Set problem. Below is a listing to write out in full, exactly as given, without its pictures.

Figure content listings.
——————————

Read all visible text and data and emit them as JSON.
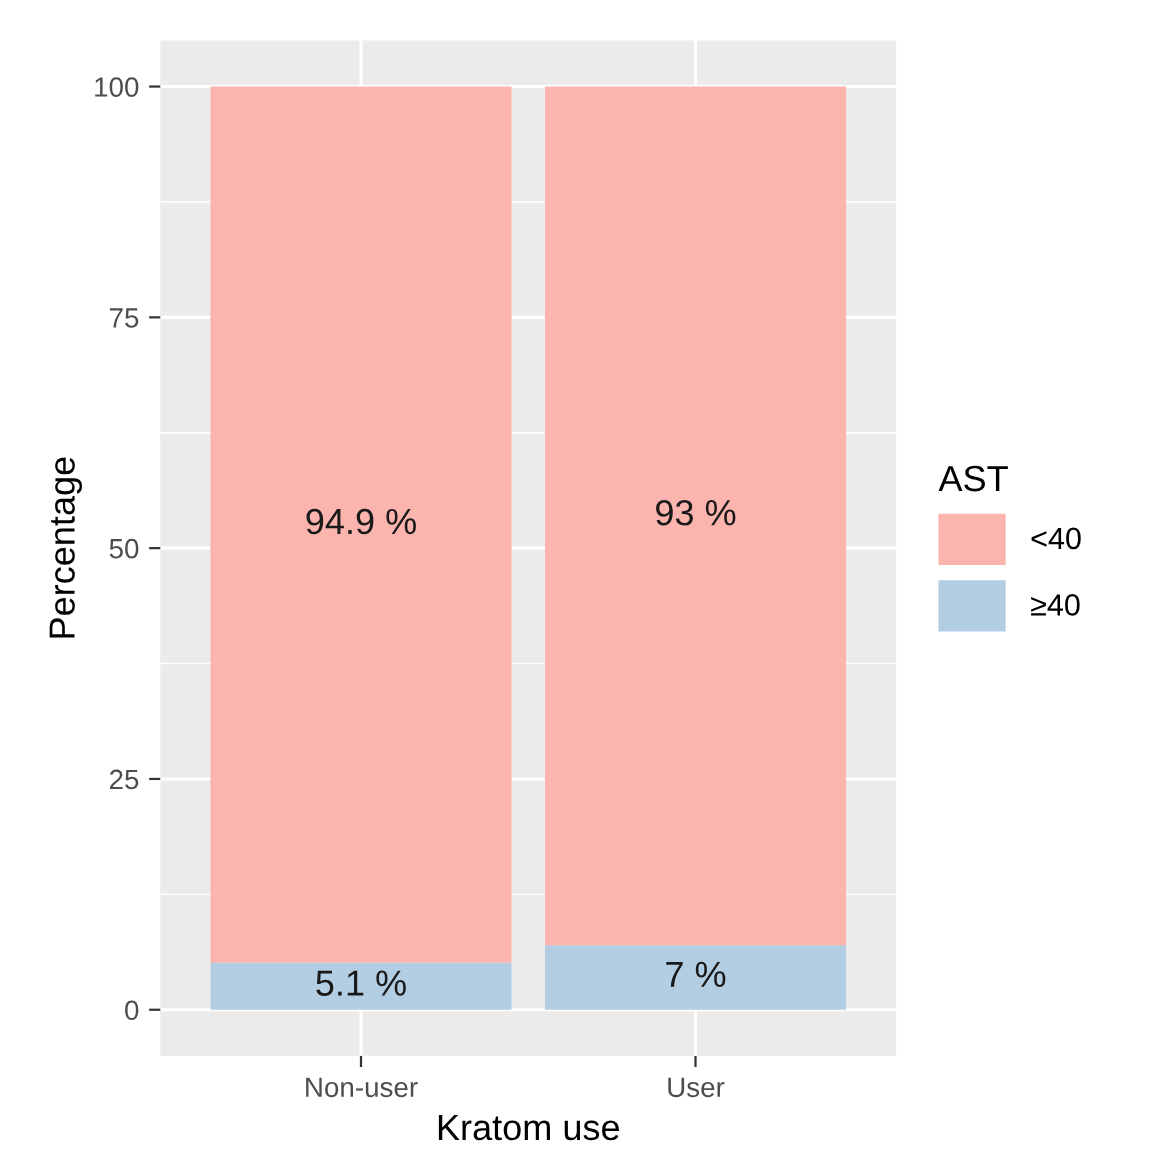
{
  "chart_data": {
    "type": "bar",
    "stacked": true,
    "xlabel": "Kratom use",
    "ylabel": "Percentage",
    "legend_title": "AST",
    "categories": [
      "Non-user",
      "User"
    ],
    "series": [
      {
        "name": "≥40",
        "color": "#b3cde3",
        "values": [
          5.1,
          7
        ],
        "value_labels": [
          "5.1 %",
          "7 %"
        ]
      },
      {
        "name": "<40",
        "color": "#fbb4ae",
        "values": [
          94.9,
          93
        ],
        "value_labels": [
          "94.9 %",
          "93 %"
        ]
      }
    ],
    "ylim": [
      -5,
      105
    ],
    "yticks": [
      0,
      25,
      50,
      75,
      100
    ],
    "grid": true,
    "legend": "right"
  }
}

——————————

Solution to this problem.
Read all visible text and data and emit them as JSON.
{
  "chart_data": {
    "type": "bar",
    "stacked": true,
    "xlabel": "Kratom use",
    "ylabel": "Percentage",
    "legend_title": "AST",
    "categories": [
      "Non-user",
      "User"
    ],
    "series": [
      {
        "name": "≥40",
        "color": "#b3cde3",
        "values": [
          5.1,
          7
        ],
        "value_labels": [
          "5.1 %",
          "7 %"
        ]
      },
      {
        "name": "<40",
        "color": "#fbb4ae",
        "values": [
          94.9,
          93
        ],
        "value_labels": [
          "94.9 %",
          "93 %"
        ]
      }
    ],
    "ylim": [
      -5,
      105
    ],
    "yticks": [
      0,
      25,
      50,
      75,
      100
    ],
    "grid": true,
    "legend": "right"
  }
}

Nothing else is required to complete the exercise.